STORED ROWS:
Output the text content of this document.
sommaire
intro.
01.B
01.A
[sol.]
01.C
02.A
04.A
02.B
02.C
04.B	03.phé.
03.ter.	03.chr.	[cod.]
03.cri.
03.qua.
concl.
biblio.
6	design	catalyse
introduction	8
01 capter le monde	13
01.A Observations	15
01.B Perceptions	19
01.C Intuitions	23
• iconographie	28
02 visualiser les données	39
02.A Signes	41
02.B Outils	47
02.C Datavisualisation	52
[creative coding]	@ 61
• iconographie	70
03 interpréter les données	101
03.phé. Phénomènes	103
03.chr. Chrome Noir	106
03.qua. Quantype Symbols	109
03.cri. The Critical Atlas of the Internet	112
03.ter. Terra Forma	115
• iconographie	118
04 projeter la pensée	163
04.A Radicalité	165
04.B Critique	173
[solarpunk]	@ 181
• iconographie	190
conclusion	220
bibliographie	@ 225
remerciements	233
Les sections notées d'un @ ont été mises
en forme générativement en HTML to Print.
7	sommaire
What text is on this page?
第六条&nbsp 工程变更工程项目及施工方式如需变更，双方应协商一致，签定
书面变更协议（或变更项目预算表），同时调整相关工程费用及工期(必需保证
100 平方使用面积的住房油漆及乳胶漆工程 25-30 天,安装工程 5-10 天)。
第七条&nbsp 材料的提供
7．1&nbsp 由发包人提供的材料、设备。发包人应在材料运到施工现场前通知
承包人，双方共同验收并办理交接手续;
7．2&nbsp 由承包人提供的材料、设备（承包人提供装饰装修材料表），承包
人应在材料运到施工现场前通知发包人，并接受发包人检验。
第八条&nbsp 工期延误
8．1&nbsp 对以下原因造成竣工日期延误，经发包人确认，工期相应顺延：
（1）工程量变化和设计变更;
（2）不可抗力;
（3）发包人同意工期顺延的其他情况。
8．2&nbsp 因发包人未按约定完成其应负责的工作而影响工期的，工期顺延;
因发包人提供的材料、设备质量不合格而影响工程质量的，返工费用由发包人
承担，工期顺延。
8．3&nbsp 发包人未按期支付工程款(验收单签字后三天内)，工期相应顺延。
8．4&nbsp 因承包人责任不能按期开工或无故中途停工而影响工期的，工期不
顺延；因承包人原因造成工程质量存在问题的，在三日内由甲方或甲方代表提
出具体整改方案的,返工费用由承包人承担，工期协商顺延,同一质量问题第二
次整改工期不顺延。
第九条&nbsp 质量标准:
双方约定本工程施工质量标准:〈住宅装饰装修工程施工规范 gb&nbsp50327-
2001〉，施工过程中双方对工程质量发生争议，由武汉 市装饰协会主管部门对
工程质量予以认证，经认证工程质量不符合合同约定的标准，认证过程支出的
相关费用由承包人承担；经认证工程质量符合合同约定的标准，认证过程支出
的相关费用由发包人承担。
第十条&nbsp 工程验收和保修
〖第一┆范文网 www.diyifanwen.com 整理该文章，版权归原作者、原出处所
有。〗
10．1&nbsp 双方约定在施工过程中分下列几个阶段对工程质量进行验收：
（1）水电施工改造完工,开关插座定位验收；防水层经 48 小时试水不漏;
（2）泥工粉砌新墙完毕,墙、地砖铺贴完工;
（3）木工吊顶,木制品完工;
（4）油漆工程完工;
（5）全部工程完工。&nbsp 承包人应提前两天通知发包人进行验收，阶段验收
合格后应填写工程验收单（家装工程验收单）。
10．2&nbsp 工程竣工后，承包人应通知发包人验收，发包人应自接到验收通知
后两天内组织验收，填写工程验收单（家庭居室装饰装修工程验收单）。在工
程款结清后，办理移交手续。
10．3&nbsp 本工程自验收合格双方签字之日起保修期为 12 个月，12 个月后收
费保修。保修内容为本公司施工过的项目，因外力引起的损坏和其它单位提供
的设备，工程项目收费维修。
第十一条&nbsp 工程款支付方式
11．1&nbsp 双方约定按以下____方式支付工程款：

REQUIREMENTS: Return nothing except the number of lines that include the string "text".

WRITTEN ANSWER: 2